INPUT DATA
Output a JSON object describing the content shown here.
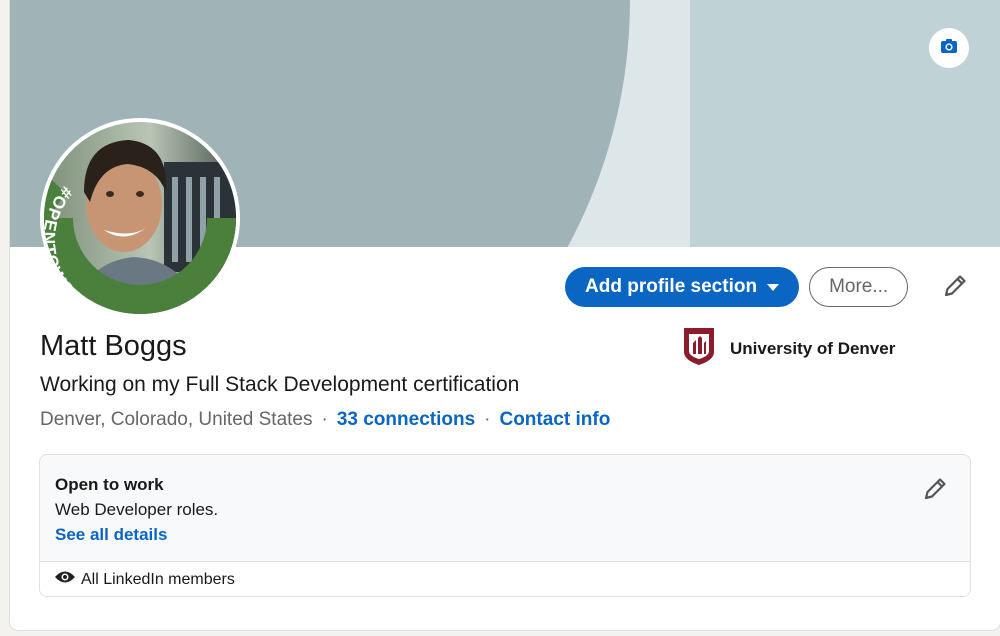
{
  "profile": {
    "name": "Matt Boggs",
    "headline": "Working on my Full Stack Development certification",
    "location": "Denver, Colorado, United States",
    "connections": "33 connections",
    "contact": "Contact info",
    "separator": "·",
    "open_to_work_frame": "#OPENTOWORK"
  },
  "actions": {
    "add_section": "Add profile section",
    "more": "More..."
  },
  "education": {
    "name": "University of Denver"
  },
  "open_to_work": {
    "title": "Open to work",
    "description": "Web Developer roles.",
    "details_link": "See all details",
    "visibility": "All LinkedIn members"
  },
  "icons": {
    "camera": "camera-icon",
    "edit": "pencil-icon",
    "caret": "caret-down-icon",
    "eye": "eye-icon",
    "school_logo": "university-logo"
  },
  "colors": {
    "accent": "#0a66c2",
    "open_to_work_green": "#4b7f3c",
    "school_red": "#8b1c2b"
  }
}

TASK REQUIREMENTS
Take every line above carrying "profile" and return it.

RESPONSE TO THE EXERCISE
  "profile": {
    "add_section": "Add profile section",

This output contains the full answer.